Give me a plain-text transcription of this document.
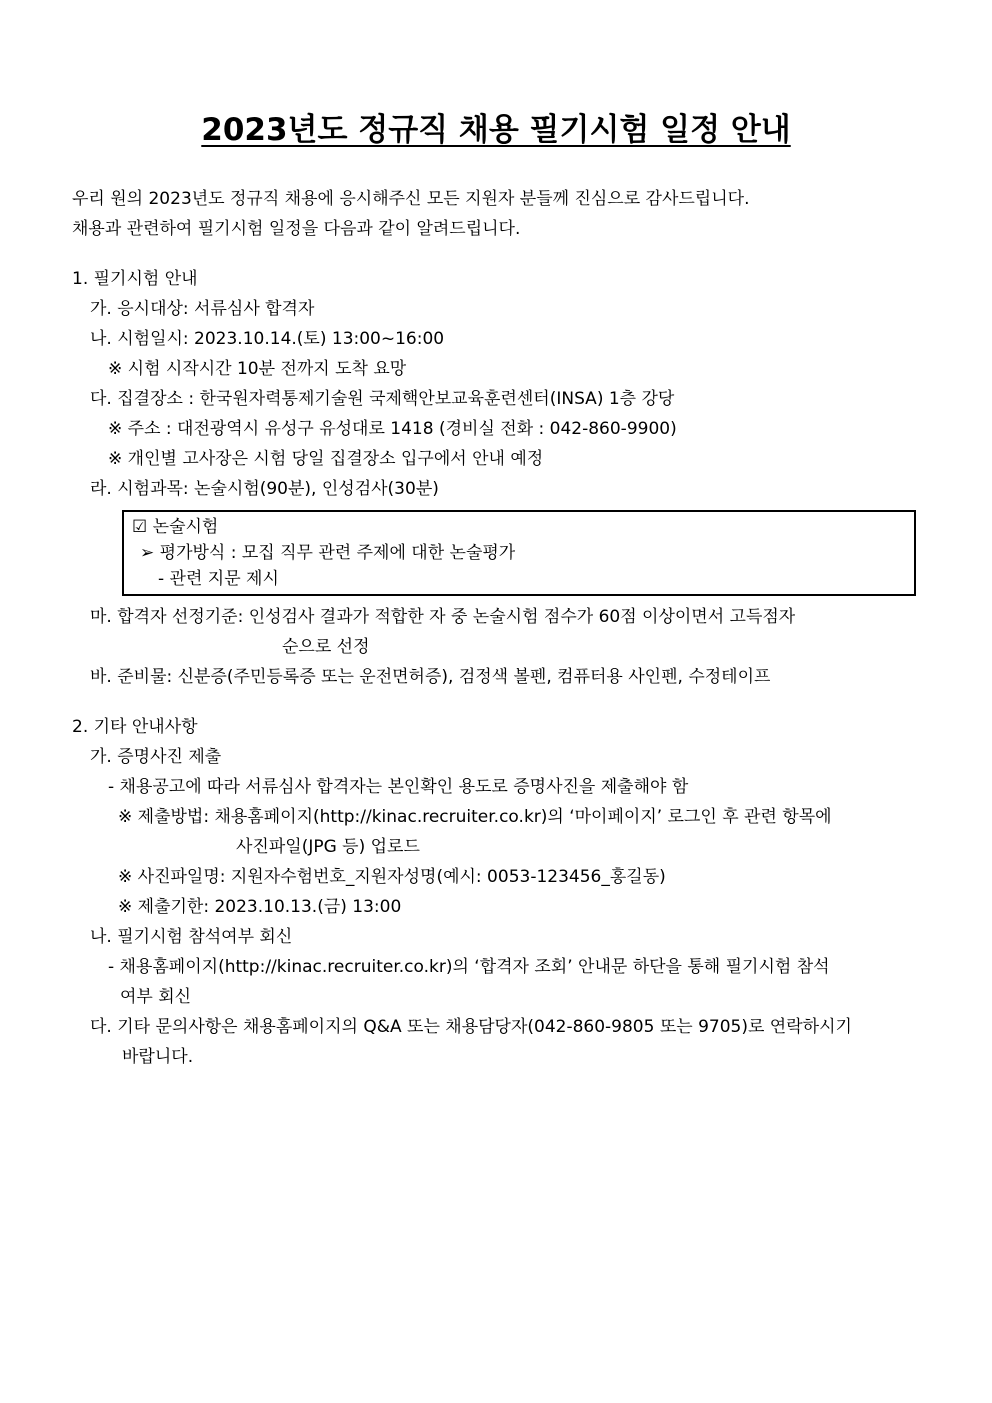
2023년도 정규직 채용 필기시험 일정 안내
우리 원의 2023년도 정규직 채용에 응시해주신 모든 지원자 분들께 진심으로 감사드립니다.
채용과 관련하여 필기시험 일정을 다음과 같이 알려드립니다.
1. 필기시험 안내
가. 응시대상: 서류심사 합격자
나. 시험일시: 2023.10.14.(토) 13:00~16:00
※ 시험 시작시간 10분 전까지 도착 요망
다. 집결장소 : 한국원자력통제기술원 국제핵안보교육훈련센터(INSA) 1층 강당
※ 주소 : 대전광역시 유성구 유성대로 1418 (경비실 전화 : 042-860-9900)
※ 개인별 고사장은 시험 당일 집결장소 입구에서 안내 예정
라. 시험과목: 논술시험(90분), 인성검사(30분)
☑ 논술시험
➢ 평가방식 : 모집 직무 관련 주제에 대한 논술평가
- 관련 지문 제시
마. 합격자 선정기준: 인성검사 결과가 적합한 자 중 논술시험 점수가 60점 이상이면서 고득점자
순으로 선정
바. 준비물: 신분증(주민등록증 또는 운전면허증), 검정색 볼펜, 컴퓨터용 사인펜, 수정테이프
2. 기타 안내사항
가. 증명사진 제출
- 채용공고에 따라 서류심사 합격자는 본인확인 용도로 증명사진을 제출해야 함
※ 제출방법: 채용홈페이지(http://kinac.recruiter.co.kr)의 ‘마이페이지’ 로그인 후 관련 항목에
사진파일(JPG 등) 업로드
※ 사진파일명: 지원자수험번호_지원자성명(예시: 0053-123456_홍길동)
※ 제출기한: 2023.10.13.(금) 13:00
나. 필기시험 참석여부 회신
- 채용홈페이지(http://kinac.recruiter.co.kr)의 ‘합격자 조회’ 안내문 하단을 통해 필기시험 참석
여부 회신
다. 기타 문의사항은 채용홈페이지의 Q&A 또는 채용담당자(042-860-9805 또는 9705)로 연락하시기
바랍니다.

■ REQUIREMENTS ■
Transcribe the records above exactly, omitting every picture they contain.

■ SOLUTION FOR THIS TASK ■
Give me a plain-text transcription of this document.
2023년도 정규직 채용 필기시험 일정 안내
우리 원의 2023년도 정규직 채용에 응시해주신 모든 지원자 분들께 진심으로 감사드립니다.
채용과 관련하여 필기시험 일정을 다음과 같이 알려드립니다.
1. 필기시험 안내
가. 응시대상: 서류심사 합격자
나. 시험일시: 2023.10.14.(토) 13:00~16:00
※ 시험 시작시간 10분 전까지 도착 요망
다. 집결장소 : 한국원자력통제기술원 국제핵안보교육훈련센터(INSA) 1층 강당
※ 주소 : 대전광역시 유성구 유성대로 1418 (경비실 전화 : 042-860-9900)
※ 개인별 고사장은 시험 당일 집결장소 입구에서 안내 예정
라. 시험과목: 논술시험(90분), 인성검사(30분)
☑ 논술시험
➢ 평가방식 : 모집 직무 관련 주제에 대한 논술평가
- 관련 지문 제시
마. 합격자 선정기준: 인성검사 결과가 적합한 자 중 논술시험 점수가 60점 이상이면서 고득점자
순으로 선정
바. 준비물: 신분증(주민등록증 또는 운전면허증), 검정색 볼펜, 컴퓨터용 사인펜, 수정테이프
2. 기타 안내사항
가. 증명사진 제출
- 채용공고에 따라 서류심사 합격자는 본인확인 용도로 증명사진을 제출해야 함
※ 제출방법: 채용홈페이지(http://kinac.recruiter.co.kr)의 ‘마이페이지’ 로그인 후 관련 항목에
사진파일(JPG 등) 업로드
※ 사진파일명: 지원자수험번호_지원자성명(예시: 0053-123456_홍길동)
※ 제출기한: 2023.10.13.(금) 13:00
나. 필기시험 참석여부 회신
- 채용홈페이지(http://kinac.recruiter.co.kr)의 ‘합격자 조회’ 안내문 하단을 통해 필기시험 참석
여부 회신
다. 기타 문의사항은 채용홈페이지의 Q&A 또는 채용담당자(042-860-9805 또는 9705)로 연락하시기
바랍니다.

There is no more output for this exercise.